> **Source excerpt**
==*==

# Beats Audio (The REAL Beats Audio) MOD on Fascinate (Won't Break Any Apps)



## Live-X-Unit

Mod Type:: Mod

Difficulty:: Easy

Mod Status:: Stable

Apply In:: CWM Recovery

Requires Root:: Yes

Android Version:: 4.0.4 (ICS)

Source:: 
Ok, so here is my tutorial on how to install Beats Audio (The REAL Beats Audio) On your Samsung Fascinate.
After experimenting with many flashable zip files w/ Beats, I found some that worked, some that didin't and some that just flat out broke my Equalizer Ex: Music FX, DSP Manager, Volume Booster, meaning the App would crash right after I installed Beats.

One of the main problems that I had was that beats audio was breaking my 720p Recording on my camera app no matter what ROM I used. It took me a while to figure out it was the Beats File.

But anyways using this method wont break a single thing AND you will notice the REAL Beats audio.

1. Download the Beats Audio Installer App from the Play Store Here:
https://play.google.com/store/apps/details?id=com.motioncoding.beats

2. After Installation follow the Instructions and chose the " samsung_0317" file to install on you SD Card.

3. Re-boot into recovery, WIPE CACHE PARTITION and DALVIK CACHE, then flash the BeatsAudio.zip file.

(3.5. Beats Audio is now "supposedly" Installed but it sucks because it was for the SGS2 or something, anyways this file had to be flashed first, or else it WOULD break your other apps.... eh?)lol

4. Re-boot back into ICS, and by using a "file manager" such as OI File Manager or "Solid Explore Beta" delete that "BeatsAudio" file. Yes, DELETE IT!

5. Open the Beats Audio Installer App again but this time you are going to install the "others_0317" file. AKA: The REAL Beats Audio for Samsung Fascinate (a Galaxy S Phone) Haha! I Know its contradicting because the other two files were supposed to be for the Samsung phones BUT after flashing all four, (and more) trust me this one is the best.

6. Now Reboot into Recovery AGAIN and WIPE CACHE PARTITION and DALVIK CACHE and flash the "BeatsAudio" file. I know it looks the same as the last one but that's why we deleted the first one, remember?... Just to make sure.

==*==

> **Extracted material**

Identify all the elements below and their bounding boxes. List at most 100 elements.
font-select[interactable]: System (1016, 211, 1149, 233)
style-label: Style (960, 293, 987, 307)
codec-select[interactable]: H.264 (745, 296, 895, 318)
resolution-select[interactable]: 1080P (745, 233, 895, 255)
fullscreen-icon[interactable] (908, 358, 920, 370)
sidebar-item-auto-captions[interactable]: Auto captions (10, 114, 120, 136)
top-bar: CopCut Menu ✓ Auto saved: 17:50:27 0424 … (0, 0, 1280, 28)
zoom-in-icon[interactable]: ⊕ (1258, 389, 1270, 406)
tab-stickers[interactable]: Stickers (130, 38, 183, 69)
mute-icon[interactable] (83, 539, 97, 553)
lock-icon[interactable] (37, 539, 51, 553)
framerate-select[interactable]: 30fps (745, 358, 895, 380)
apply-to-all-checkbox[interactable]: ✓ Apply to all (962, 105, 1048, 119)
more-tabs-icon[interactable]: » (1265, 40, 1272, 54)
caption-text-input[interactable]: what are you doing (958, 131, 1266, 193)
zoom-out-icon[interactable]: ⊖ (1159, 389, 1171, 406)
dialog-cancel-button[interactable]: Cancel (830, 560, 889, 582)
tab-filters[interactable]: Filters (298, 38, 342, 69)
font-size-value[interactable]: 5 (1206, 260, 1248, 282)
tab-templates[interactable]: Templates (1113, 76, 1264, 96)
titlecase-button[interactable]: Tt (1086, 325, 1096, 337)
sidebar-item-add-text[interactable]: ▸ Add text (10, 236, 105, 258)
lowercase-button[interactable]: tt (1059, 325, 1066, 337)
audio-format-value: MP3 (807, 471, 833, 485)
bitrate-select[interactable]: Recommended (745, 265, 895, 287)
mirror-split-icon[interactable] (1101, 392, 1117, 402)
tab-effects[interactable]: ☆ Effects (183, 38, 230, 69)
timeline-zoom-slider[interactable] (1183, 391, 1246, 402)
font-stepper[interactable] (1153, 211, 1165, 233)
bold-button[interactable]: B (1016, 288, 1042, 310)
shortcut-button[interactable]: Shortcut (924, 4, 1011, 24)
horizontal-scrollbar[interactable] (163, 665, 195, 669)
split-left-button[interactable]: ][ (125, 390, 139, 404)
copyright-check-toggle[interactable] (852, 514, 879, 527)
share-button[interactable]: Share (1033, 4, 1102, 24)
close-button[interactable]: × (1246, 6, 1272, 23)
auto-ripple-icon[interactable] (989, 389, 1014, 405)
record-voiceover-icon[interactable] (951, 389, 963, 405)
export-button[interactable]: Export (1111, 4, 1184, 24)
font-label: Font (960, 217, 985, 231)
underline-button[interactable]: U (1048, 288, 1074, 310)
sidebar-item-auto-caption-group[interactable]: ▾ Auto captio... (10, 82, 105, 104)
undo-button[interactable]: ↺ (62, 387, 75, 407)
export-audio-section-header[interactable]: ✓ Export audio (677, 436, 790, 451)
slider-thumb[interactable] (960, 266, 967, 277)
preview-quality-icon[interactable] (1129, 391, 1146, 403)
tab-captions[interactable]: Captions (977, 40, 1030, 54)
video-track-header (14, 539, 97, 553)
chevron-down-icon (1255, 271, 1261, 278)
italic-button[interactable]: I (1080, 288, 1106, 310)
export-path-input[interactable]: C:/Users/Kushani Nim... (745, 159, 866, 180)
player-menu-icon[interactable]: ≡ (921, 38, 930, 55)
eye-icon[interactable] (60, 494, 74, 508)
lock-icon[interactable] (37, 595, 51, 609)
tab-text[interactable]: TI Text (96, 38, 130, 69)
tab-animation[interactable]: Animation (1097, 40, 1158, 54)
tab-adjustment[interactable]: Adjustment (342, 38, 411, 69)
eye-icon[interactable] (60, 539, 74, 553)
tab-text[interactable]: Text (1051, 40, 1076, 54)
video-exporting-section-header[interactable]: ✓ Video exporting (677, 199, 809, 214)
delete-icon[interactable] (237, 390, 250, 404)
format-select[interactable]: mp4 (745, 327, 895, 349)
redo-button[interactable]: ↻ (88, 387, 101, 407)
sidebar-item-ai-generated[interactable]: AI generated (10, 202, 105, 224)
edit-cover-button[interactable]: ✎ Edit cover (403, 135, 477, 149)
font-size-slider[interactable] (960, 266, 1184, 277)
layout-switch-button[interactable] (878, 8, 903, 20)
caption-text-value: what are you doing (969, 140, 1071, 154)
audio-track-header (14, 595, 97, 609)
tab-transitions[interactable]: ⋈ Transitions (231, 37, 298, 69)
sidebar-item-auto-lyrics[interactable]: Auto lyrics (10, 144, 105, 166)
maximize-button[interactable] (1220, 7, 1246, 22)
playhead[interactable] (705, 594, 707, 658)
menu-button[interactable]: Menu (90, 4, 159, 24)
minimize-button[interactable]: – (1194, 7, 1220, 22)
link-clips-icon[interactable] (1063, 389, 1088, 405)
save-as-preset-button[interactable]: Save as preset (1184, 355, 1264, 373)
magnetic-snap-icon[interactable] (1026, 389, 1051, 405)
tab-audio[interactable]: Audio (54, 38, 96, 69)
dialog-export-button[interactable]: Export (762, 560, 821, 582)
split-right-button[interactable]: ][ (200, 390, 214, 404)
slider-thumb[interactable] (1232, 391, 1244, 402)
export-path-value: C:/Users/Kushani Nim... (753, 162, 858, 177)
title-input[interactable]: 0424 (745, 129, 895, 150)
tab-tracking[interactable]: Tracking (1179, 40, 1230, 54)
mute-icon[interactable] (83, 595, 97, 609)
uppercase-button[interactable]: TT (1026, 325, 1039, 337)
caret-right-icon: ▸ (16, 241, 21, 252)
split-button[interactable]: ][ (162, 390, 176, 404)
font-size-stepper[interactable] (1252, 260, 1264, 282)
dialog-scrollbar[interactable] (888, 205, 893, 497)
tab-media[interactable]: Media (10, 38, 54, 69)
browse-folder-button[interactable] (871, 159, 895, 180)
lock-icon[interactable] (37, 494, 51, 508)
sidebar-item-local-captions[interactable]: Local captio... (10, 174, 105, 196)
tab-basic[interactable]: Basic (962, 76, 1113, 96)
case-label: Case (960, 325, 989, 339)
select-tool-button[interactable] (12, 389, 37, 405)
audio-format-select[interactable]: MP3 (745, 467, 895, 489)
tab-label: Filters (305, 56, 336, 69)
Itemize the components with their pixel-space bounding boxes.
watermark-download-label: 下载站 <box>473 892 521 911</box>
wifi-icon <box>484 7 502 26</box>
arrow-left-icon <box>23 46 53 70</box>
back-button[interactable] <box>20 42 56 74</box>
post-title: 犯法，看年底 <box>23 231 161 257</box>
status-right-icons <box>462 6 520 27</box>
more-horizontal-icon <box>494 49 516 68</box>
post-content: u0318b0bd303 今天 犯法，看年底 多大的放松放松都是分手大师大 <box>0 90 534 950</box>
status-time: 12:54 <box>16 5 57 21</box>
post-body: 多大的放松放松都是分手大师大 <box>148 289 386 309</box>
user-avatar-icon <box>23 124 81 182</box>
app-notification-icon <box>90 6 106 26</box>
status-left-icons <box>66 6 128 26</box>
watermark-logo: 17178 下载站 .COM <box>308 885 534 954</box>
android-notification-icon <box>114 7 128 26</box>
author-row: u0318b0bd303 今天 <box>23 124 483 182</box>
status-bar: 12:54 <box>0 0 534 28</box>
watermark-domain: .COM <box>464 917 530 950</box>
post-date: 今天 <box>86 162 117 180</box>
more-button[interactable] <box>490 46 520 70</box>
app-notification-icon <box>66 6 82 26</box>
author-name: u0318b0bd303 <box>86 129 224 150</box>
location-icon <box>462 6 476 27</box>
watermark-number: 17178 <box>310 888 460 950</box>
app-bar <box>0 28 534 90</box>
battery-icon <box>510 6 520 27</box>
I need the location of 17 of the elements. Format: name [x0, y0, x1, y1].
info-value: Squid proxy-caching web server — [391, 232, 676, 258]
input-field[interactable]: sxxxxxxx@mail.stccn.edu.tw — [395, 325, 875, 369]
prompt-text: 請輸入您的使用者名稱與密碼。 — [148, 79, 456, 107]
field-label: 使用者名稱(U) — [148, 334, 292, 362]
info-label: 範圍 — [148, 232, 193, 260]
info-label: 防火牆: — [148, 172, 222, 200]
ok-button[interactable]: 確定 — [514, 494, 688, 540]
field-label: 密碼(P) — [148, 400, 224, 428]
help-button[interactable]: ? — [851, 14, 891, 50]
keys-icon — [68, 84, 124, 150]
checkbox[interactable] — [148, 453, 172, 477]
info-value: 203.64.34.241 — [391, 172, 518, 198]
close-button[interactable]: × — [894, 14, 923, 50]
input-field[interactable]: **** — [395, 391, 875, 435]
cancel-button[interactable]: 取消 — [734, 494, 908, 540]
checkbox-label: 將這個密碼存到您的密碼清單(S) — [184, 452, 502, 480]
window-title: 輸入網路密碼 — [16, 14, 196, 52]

==*==

> **Task set**
1. Copy out the Beats Audio tutorial text between "One of the main" and "the BeatsAudio.zip file.", inclusive.
2. According to the Beats Audio tutorial, which camera app feature did Beats Audio keep breaking?

> **Expected responses**
1.
One of the main problems that I had was that beats audio was breaking my 720p Recording on my camera app no matter what ROM I used. It took me a while to figure out it was the Beats File.

But anyways using this method wont break a single thing AND you will notice the REAL Beats audio.

1. Download the Beats Audio Installer App from the Play Store Here:
https://play.google.com/store/apps/details?id=com.motioncoding.beats

2. After Installation follow the Instructions and chose the " samsung_0317" file to install on you SD Card.

3. Re-boot into recovery, WIPE CACHE PARTITION and DALVIK CACHE, then flash the BeatsAudio.zip file.

2. 720p recording.